## Exercise details
It is required that all of the data be written out exactly.

## Raw data
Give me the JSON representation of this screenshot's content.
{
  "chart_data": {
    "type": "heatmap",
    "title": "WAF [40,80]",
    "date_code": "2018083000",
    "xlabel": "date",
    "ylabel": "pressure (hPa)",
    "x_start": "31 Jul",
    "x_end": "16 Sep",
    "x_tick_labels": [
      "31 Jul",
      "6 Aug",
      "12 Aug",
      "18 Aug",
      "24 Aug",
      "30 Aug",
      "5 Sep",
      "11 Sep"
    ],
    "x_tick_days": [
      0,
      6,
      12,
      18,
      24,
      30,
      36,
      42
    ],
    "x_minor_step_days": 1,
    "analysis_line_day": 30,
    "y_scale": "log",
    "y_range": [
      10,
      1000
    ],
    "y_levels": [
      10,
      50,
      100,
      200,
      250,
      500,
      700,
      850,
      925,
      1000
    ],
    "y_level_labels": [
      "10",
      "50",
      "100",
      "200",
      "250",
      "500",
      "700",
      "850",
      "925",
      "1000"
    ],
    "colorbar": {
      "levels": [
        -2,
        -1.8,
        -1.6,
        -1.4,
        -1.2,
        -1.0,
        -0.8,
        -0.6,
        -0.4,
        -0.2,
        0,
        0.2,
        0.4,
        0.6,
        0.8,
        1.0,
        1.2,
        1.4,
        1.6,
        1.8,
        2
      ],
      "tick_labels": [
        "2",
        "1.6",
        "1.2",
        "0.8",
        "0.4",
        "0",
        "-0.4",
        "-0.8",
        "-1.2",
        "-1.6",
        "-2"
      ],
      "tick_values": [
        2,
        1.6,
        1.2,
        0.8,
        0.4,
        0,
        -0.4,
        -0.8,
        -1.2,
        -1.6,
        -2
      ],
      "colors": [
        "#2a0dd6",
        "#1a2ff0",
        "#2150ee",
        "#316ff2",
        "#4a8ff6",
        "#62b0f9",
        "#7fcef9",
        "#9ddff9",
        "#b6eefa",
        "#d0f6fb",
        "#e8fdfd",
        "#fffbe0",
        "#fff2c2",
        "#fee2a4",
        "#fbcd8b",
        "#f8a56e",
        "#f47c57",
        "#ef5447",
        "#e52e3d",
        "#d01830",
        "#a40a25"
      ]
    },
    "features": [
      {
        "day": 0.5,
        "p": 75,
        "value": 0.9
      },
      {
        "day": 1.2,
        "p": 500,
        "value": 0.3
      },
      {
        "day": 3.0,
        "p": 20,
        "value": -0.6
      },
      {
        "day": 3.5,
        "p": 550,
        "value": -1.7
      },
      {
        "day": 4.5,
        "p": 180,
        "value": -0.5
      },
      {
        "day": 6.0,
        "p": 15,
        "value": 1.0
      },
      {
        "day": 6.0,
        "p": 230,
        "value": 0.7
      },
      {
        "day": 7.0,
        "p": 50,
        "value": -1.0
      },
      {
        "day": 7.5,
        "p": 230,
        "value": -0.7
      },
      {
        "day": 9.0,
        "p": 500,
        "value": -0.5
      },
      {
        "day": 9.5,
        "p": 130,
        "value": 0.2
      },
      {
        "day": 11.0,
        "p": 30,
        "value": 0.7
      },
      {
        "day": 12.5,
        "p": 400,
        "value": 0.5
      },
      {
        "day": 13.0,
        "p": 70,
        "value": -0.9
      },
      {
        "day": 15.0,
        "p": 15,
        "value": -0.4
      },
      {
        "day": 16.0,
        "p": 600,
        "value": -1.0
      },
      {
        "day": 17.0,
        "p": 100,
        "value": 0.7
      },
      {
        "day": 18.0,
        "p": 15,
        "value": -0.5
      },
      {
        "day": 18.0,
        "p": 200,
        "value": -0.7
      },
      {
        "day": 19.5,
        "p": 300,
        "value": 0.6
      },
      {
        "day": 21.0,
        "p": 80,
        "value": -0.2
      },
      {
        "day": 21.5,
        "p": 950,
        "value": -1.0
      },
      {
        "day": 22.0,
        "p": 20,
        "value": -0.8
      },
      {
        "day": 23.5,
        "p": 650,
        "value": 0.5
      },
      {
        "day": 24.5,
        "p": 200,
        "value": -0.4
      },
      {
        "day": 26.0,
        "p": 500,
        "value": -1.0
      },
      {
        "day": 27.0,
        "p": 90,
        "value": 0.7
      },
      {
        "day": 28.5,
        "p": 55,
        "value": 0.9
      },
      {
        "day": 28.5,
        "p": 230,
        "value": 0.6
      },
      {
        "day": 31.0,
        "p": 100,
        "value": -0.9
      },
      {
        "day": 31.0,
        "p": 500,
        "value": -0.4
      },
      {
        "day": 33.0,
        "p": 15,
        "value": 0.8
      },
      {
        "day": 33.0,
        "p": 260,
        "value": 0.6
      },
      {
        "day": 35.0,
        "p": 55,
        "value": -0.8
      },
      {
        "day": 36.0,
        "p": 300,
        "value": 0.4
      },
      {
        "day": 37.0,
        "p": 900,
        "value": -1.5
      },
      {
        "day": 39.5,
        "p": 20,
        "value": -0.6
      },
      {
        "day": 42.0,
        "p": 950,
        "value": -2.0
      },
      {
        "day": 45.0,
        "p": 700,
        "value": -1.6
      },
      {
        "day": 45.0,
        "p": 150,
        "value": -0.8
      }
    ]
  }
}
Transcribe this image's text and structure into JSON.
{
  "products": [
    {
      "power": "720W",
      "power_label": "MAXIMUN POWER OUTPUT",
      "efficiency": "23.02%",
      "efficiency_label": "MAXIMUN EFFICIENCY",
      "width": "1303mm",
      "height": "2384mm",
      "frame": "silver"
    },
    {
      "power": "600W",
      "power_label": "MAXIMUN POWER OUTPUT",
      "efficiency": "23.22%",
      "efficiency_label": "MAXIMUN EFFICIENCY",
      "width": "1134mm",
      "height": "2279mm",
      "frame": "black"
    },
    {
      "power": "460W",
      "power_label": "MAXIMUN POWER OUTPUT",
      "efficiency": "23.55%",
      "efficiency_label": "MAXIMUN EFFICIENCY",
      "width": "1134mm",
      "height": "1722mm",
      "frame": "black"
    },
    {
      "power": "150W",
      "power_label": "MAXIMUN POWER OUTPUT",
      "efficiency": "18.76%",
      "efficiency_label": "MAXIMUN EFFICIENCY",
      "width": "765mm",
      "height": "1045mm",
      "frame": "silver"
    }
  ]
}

## Answer below
Give me the JSON representation of this screenshot's content.
{
  "chart_data": {
    "type": "heatmap",
    "title": "WAF [40,80]",
    "date_code": "2018083000",
    "xlabel": "date",
    "ylabel": "pressure (hPa)",
    "x_start": "31 Jul",
    "x_end": "16 Sep",
    "x_tick_labels": [
      "31 Jul",
      "6 Aug",
      "12 Aug",
      "18 Aug",
      "24 Aug",
      "30 Aug",
      "5 Sep",
      "11 Sep"
    ],
    "x_tick_days": [
      0,
      6,
      12,
      18,
      24,
      30,
      36,
      42
    ],
    "x_minor_step_days": 1,
    "analysis_line_day": 30,
    "y_scale": "log",
    "y_range": [
      10,
      1000
    ],
    "y_levels": [
      10,
      50,
      100,
      200,
      250,
      500,
      700,
      850,
      925,
      1000
    ],
    "y_level_labels": [
      "10",
      "50",
      "100",
      "200",
      "250",
      "500",
      "700",
      "850",
      "925",
      "1000"
    ],
    "colorbar": {
      "levels": [
        -2,
        -1.8,
        -1.6,
        -1.4,
        -1.2,
        -1.0,
        -0.8,
        -0.6,
        -0.4,
        -0.2,
        0,
        0.2,
        0.4,
        0.6,
        0.8,
        1.0,
        1.2,
        1.4,
        1.6,
        1.8,
        2
      ],
      "tick_labels": [
        "2",
        "1.6",
        "1.2",
        "0.8",
        "0.4",
        "0",
        "-0.4",
        "-0.8",
        "-1.2",
        "-1.6",
        "-2"
      ],
      "tick_values": [
        2,
        1.6,
        1.2,
        0.8,
        0.4,
        0,
        -0.4,
        -0.8,
        -1.2,
        -1.6,
        -2
      ],
      "colors": [
        "#2a0dd6",
        "#1a2ff0",
        "#2150ee",
        "#316ff2",
        "#4a8ff6",
        "#62b0f9",
        "#7fcef9",
        "#9ddff9",
        "#b6eefa",
        "#d0f6fb",
        "#e8fdfd",
        "#fffbe0",
        "#fff2c2",
        "#fee2a4",
        "#fbcd8b",
        "#f8a56e",
        "#f47c57",
        "#ef5447",
        "#e52e3d",
        "#d01830",
        "#a40a25"
      ]
    },
    "features": [
      {
        "day": 0.5,
        "p": 75,
        "value": 0.9
      },
      {
        "day": 1.2,
        "p": 500,
        "value": 0.3
      },
      {
        "day": 3.0,
        "p": 20,
        "value": -0.6
      },
      {
        "day": 3.5,
        "p": 550,
        "value": -1.7
      },
      {
        "day": 4.5,
        "p": 180,
        "value": -0.5
      },
      {
        "day": 6.0,
        "p": 15,
        "value": 1.0
      },
      {
        "day": 6.0,
        "p": 230,
        "value": 0.7
      },
      {
        "day": 7.0,
        "p": 50,
        "value": -1.0
      },
      {
        "day": 7.5,
        "p": 230,
        "value": -0.7
      },
      {
        "day": 9.0,
        "p": 500,
        "value": -0.5
      },
      {
        "day": 9.5,
        "p": 130,
        "value": 0.2
      },
      {
        "day": 11.0,
        "p": 30,
        "value": 0.7
      },
      {
        "day": 12.5,
        "p": 400,
        "value": 0.5
      },
      {
        "day": 13.0,
        "p": 70,
        "value": -0.9
      },
      {
        "day": 15.0,
        "p": 15,
        "value": -0.4
      },
      {
        "day": 16.0,
        "p": 600,
        "value": -1.0
      },
      {
        "day": 17.0,
        "p": 100,
        "value": 0.7
      },
      {
        "day": 18.0,
        "p": 15,
        "value": -0.5
      },
      {
        "day": 18.0,
        "p": 200,
        "value": -0.7
      },
      {
        "day": 19.5,
        "p": 300,
        "value": 0.6
      },
      {
        "day": 21.0,
        "p": 80,
        "value": -0.2
      },
      {
        "day": 21.5,
        "p": 950,
        "value": -1.0
      },
      {
        "day": 22.0,
        "p": 20,
        "value": -0.8
      },
      {
        "day": 23.5,
        "p": 650,
        "value": 0.5
      },
      {
        "day": 24.5,
        "p": 200,
        "value": -0.4
      },
      {
        "day": 26.0,
        "p": 500,
        "value": -1.0
      },
      {
        "day": 27.0,
        "p": 90,
        "value": 0.7
      },
      {
        "day": 28.5,
        "p": 55,
        "value": 0.9
      },
      {
        "day": 28.5,
        "p": 230,
        "value": 0.6
      },
      {
        "day": 31.0,
        "p": 100,
        "value": -0.9
      },
      {
        "day": 31.0,
        "p": 500,
        "value": -0.4
      },
      {
        "day": 33.0,
        "p": 15,
        "value": 0.8
      },
      {
        "day": 33.0,
        "p": 260,
        "value": 0.6
      },
      {
        "day": 35.0,
        "p": 55,
        "value": -0.8
      },
      {
        "day": 36.0,
        "p": 300,
        "value": 0.4
      },
      {
        "day": 37.0,
        "p": 900,
        "value": -1.5
      },
      {
        "day": 39.5,
        "p": 20,
        "value": -0.6
      },
      {
        "day": 42.0,
        "p": 950,
        "value": -2.0
      },
      {
        "day": 45.0,
        "p": 700,
        "value": -1.6
      },
      {
        "day": 45.0,
        "p": 150,
        "value": -0.8
      }
    ]
  }
}
Transcribe this image's text and structure into JSON.
{
  "products": [
    {
      "power": "720W",
      "power_label": "MAXIMUN POWER OUTPUT",
      "efficiency": "23.02%",
      "efficiency_label": "MAXIMUN EFFICIENCY",
      "width": "1303mm",
      "height": "2384mm",
      "frame": "silver"
    },
    {
      "power": "600W",
      "power_label": "MAXIMUN POWER OUTPUT",
      "efficiency": "23.22%",
      "efficiency_label": "MAXIMUN EFFICIENCY",
      "width": "1134mm",
      "height": "2279mm",
      "frame": "black"
    },
    {
      "power": "460W",
      "power_label": "MAXIMUN POWER OUTPUT",
      "efficiency": "23.55%",
      "efficiency_label": "MAXIMUN EFFICIENCY",
      "width": "1134mm",
      "height": "1722mm",
      "frame": "black"
    },
    {
      "power": "150W",
      "power_label": "MAXIMUN POWER OUTPUT",
      "efficiency": "18.76%",
      "efficiency_label": "MAXIMUN EFFICIENCY",
      "width": "765mm",
      "height": "1045mm",
      "frame": "silver"
    }
  ]
}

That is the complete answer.